PROVIDED MATERIAL –
^^^^^^^^
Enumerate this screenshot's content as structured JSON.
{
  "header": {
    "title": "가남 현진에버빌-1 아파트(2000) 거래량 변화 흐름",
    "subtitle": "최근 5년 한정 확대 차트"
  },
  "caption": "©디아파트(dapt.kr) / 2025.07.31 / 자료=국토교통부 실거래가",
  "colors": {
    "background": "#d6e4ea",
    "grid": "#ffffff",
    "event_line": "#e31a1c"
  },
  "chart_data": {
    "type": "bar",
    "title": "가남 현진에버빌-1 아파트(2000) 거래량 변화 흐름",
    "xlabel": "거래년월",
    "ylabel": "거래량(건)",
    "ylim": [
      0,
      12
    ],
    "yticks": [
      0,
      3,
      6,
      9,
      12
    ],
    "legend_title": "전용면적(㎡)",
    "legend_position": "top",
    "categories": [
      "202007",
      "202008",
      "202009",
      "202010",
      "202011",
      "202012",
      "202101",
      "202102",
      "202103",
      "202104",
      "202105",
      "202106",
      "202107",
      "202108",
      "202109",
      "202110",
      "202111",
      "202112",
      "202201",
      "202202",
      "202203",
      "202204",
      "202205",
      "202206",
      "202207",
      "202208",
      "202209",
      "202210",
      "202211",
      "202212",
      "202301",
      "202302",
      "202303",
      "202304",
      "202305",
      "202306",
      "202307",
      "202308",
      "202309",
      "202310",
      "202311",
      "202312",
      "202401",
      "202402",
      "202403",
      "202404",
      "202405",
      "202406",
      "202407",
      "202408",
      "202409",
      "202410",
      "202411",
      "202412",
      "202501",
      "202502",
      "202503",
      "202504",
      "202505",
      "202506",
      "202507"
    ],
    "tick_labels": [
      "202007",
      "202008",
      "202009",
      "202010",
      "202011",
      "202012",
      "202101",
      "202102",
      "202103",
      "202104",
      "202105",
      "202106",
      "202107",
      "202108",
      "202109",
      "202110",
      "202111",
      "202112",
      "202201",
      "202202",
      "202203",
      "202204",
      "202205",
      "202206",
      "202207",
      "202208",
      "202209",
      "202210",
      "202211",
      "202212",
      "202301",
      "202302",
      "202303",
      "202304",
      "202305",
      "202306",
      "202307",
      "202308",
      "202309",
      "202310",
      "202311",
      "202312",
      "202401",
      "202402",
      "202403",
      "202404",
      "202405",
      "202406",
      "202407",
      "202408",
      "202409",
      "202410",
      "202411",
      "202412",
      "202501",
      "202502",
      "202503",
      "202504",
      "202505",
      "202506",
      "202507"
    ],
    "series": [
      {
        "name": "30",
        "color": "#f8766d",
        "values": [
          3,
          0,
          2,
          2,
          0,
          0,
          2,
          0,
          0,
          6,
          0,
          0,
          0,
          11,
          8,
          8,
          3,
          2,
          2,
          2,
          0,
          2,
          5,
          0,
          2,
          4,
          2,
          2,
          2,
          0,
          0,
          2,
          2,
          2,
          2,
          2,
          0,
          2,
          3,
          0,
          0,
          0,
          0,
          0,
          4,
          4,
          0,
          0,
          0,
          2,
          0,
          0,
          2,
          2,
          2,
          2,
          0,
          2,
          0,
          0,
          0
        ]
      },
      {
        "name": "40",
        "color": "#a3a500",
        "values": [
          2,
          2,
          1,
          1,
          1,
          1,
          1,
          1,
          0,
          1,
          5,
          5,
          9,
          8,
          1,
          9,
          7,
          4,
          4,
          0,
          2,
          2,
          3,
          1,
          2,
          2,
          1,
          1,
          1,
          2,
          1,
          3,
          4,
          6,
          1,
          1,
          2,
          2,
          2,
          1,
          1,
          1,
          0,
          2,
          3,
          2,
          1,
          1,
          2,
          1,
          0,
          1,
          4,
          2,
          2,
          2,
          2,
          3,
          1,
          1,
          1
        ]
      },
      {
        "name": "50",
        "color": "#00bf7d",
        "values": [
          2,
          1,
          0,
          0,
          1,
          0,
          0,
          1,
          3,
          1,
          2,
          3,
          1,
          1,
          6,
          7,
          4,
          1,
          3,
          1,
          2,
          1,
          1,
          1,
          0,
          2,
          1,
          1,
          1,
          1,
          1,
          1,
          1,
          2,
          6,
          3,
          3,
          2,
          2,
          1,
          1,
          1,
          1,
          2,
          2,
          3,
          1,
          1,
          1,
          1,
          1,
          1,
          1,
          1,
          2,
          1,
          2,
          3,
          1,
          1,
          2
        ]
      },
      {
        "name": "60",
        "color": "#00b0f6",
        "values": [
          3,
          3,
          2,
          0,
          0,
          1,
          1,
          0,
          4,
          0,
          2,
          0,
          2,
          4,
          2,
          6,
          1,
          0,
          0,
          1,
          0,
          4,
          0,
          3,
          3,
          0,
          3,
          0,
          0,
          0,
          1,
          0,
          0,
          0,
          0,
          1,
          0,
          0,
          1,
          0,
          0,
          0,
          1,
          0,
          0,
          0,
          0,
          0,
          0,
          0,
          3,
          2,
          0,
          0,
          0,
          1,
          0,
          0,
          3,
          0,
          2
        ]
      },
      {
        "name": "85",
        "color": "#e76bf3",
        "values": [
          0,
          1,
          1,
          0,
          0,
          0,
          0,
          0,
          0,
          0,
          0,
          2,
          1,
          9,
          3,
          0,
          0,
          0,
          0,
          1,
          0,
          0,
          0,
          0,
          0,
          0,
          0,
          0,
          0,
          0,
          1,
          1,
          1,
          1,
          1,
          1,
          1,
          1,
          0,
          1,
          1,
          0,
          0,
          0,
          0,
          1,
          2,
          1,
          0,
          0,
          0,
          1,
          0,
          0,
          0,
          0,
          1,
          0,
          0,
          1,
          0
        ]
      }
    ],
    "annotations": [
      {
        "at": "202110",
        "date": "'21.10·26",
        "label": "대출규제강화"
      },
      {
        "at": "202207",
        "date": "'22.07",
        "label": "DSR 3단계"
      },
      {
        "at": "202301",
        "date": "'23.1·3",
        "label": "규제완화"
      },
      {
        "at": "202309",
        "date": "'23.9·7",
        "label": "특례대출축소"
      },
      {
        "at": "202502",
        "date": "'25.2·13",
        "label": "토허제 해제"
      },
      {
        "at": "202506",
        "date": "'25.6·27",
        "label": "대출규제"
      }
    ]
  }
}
^^^^^^^^
REQUIREMENT –
Extract every line containing the string "name" from the data above.

SOLUTION TO THIS PROBLEM –
        "name": "30",
        "name": "40",
        "name": "50",
        "name": "60",
        "name": "85",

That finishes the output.